Records from a data collection:
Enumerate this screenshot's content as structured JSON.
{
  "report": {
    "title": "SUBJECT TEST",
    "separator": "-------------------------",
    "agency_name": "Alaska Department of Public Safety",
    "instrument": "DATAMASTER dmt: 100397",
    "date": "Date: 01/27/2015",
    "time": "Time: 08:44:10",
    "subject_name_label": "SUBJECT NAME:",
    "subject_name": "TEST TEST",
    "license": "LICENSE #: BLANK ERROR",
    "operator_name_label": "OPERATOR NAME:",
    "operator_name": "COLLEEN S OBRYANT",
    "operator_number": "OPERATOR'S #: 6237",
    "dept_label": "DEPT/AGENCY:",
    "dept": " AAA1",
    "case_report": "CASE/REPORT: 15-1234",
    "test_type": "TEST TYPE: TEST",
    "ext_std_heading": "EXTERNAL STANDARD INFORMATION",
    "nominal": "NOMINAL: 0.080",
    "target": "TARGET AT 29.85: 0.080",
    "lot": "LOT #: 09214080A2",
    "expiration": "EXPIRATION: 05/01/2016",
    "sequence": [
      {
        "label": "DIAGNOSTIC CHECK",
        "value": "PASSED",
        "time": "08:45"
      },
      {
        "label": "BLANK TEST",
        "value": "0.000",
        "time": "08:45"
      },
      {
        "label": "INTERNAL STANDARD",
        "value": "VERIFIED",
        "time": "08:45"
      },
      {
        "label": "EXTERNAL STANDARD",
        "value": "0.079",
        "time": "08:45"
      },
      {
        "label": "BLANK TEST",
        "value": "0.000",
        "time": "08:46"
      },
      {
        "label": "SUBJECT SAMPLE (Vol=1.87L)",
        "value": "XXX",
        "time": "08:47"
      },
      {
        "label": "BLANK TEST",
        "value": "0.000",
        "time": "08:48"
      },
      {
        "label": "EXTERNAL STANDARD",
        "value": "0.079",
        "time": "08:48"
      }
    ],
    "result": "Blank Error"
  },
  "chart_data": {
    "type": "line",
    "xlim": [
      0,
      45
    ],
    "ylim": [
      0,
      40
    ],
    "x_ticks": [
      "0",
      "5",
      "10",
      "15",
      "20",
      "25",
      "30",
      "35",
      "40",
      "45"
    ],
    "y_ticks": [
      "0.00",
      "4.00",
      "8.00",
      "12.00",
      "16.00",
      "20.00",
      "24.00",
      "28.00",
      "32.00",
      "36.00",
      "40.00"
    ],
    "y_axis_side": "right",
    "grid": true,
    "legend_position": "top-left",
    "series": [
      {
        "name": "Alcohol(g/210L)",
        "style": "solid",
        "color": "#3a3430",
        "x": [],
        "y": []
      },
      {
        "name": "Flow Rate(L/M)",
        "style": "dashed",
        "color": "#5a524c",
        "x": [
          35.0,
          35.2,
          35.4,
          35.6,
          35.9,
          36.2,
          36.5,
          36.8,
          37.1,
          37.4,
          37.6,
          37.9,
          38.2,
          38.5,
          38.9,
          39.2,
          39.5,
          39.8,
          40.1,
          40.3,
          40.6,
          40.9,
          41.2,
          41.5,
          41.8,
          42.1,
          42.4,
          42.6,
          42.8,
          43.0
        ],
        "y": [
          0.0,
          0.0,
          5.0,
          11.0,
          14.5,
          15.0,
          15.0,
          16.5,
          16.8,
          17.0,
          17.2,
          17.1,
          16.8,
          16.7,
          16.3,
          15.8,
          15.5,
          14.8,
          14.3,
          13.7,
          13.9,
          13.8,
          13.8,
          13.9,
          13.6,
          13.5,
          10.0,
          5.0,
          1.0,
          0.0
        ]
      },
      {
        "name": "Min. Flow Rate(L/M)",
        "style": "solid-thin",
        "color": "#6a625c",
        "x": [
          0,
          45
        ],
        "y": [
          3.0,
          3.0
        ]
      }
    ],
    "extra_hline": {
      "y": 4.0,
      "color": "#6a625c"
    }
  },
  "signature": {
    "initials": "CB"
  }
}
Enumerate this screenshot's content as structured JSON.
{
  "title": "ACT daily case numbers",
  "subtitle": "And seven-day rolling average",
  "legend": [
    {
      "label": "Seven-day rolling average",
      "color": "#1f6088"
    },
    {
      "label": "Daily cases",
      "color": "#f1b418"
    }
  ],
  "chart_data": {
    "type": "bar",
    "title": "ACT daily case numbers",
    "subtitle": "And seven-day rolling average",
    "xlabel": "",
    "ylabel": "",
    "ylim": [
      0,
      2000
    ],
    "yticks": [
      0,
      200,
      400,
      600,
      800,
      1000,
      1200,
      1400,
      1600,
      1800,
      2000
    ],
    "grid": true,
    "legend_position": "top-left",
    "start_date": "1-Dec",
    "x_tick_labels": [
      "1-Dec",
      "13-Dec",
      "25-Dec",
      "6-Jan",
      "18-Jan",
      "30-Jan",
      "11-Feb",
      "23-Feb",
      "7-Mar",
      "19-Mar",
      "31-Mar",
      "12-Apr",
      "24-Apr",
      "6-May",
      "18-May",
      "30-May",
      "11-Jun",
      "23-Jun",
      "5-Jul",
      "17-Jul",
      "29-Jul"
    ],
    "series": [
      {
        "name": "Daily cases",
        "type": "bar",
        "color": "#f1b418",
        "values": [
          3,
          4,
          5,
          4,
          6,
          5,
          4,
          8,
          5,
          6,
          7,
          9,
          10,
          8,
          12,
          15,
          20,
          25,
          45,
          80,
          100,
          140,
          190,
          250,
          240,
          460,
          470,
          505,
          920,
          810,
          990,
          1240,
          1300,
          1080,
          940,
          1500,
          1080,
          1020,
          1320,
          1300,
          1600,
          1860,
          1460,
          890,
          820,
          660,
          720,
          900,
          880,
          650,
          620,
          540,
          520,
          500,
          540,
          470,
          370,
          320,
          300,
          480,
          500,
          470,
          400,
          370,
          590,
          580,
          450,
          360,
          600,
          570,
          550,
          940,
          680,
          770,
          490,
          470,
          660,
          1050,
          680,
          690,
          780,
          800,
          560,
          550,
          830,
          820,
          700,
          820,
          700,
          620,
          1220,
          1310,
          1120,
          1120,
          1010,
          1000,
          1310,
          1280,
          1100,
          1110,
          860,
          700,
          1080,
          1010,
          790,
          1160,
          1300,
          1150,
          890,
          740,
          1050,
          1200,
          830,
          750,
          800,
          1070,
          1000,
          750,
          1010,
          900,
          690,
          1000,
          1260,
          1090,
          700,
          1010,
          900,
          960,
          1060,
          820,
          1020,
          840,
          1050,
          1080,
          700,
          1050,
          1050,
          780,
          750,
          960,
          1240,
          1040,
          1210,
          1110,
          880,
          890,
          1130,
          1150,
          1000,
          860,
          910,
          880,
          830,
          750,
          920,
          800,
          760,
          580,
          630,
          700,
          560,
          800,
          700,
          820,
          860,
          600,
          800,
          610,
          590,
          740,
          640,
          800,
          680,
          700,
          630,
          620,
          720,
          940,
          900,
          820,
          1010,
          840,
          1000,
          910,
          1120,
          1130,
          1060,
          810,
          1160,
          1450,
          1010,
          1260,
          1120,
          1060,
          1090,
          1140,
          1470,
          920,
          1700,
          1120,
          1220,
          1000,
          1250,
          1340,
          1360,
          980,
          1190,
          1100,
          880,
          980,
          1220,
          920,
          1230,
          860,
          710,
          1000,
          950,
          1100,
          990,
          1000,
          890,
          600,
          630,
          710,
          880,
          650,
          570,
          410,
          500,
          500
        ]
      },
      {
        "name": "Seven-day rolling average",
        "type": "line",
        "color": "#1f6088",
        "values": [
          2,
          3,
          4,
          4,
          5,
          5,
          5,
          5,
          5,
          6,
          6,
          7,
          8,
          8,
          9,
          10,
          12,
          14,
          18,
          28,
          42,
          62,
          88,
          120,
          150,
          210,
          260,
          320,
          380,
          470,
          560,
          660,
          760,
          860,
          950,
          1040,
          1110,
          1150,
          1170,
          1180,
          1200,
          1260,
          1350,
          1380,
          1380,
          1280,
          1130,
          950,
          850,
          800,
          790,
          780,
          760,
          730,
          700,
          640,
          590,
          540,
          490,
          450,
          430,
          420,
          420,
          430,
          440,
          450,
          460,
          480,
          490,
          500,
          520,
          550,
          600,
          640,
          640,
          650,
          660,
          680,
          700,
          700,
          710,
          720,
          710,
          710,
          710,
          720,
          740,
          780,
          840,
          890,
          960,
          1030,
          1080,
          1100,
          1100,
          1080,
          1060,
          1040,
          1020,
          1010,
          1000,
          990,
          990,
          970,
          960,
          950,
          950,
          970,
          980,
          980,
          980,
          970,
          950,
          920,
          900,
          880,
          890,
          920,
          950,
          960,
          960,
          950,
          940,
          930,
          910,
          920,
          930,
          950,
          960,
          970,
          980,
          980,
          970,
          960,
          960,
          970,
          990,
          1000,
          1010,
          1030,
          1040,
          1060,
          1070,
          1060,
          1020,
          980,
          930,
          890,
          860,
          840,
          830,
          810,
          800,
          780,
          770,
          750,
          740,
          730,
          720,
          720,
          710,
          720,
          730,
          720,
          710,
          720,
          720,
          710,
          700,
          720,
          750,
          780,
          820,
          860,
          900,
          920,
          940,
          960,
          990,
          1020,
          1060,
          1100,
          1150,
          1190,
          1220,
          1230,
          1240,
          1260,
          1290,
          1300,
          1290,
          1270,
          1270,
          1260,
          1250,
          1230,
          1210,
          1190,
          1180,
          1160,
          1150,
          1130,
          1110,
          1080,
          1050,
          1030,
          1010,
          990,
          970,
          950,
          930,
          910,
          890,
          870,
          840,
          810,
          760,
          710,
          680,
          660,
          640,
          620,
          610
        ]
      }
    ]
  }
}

▸ Task instructions
Scan the material line by line and report each one that contains "average".

▸ Task solution
  "subtitle": "And seven-day rolling average",
      "label": "Seven-day rolling average",
    "subtitle": "And seven-day rolling average",
        "name": "Seven-day rolling average",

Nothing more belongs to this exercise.